● **Supplied material**:

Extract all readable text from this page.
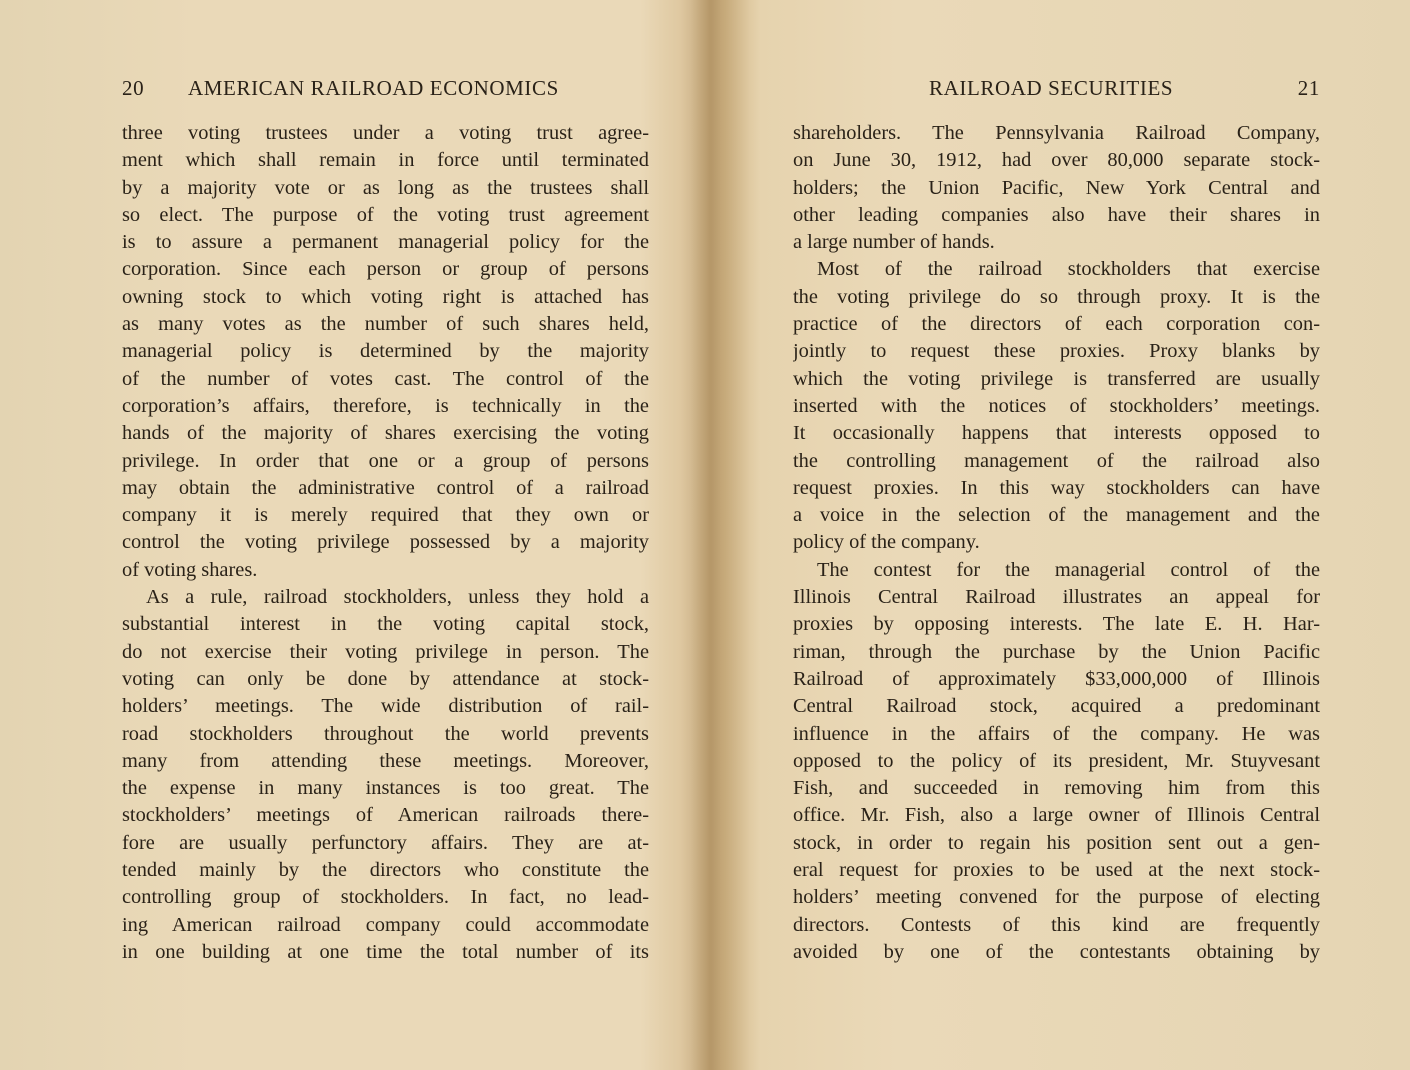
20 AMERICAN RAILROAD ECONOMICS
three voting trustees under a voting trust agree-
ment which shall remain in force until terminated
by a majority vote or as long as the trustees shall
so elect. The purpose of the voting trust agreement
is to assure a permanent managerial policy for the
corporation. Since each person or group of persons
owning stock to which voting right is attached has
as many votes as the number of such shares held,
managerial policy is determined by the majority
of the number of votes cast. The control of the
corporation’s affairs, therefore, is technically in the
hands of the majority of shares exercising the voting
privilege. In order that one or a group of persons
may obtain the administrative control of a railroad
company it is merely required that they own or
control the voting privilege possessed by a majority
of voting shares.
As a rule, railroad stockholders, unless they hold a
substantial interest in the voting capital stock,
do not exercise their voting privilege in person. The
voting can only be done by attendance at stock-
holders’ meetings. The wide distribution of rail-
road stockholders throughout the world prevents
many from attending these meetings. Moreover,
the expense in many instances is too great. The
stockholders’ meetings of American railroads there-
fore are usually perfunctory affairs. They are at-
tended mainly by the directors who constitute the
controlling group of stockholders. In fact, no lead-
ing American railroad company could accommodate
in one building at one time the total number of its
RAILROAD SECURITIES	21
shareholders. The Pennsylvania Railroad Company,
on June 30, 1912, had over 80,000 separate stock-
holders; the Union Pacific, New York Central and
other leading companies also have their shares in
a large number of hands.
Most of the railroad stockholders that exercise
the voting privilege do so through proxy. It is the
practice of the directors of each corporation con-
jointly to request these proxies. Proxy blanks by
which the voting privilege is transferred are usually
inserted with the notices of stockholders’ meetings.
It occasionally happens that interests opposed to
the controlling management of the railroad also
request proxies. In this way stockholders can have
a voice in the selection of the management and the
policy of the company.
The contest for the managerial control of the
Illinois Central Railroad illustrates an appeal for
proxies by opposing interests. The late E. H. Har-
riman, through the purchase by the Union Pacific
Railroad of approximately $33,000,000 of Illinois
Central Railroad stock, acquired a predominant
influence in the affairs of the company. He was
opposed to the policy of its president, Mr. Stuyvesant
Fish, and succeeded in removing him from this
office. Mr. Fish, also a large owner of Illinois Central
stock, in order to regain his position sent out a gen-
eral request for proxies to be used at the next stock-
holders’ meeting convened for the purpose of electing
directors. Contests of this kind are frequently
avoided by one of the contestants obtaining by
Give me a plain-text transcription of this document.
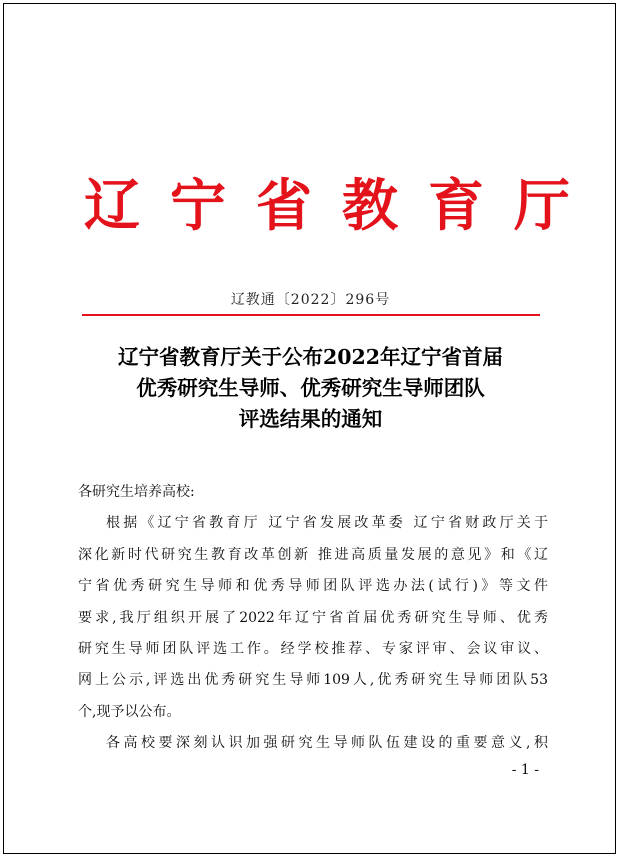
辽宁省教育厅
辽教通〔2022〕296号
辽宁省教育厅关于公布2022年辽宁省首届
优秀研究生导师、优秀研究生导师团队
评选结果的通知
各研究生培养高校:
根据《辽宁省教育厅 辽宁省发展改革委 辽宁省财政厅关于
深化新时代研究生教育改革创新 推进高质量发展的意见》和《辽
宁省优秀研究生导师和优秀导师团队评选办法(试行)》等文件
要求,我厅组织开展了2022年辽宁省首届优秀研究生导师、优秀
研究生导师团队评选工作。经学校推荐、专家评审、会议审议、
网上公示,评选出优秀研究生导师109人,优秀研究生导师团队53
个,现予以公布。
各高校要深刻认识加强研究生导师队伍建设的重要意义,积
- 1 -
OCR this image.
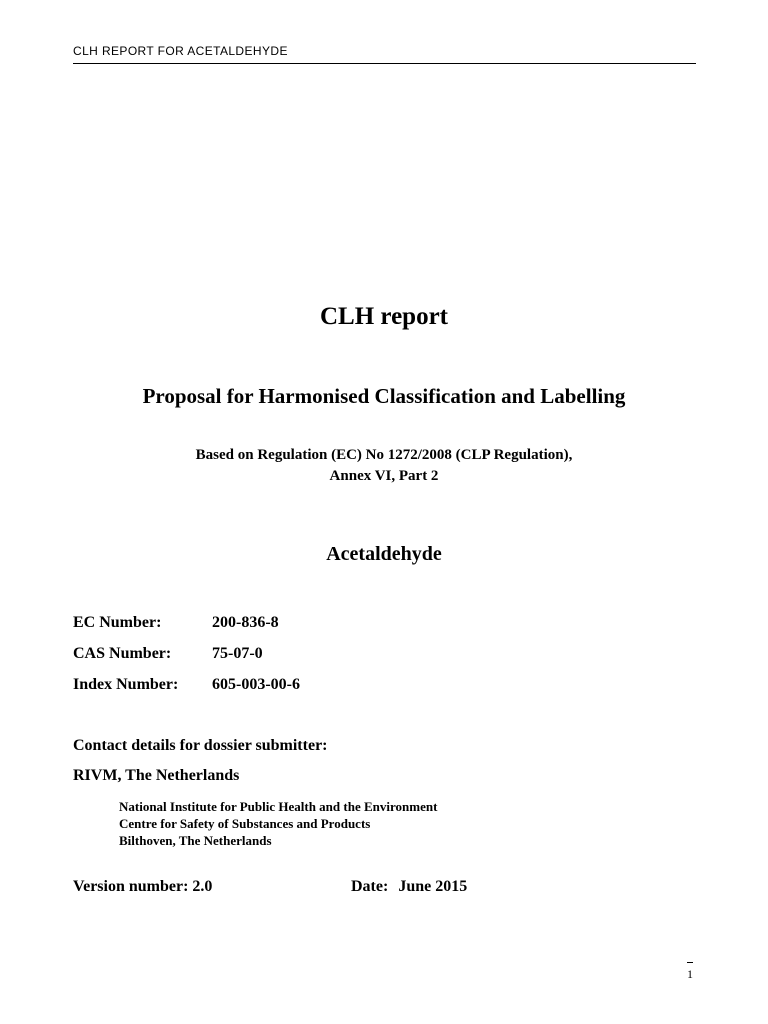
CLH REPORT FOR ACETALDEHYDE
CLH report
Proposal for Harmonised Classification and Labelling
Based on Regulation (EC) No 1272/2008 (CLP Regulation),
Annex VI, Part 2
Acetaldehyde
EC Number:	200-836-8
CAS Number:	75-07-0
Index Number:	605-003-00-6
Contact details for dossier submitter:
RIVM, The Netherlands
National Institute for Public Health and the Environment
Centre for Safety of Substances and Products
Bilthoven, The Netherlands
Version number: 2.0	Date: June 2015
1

● **What is required**: Scan the listing above. Gather each line that contains the word "Union".

● **Result below**:
holders; the Union Pacific, New York Central and
riman, through the purchase by the Union Pacific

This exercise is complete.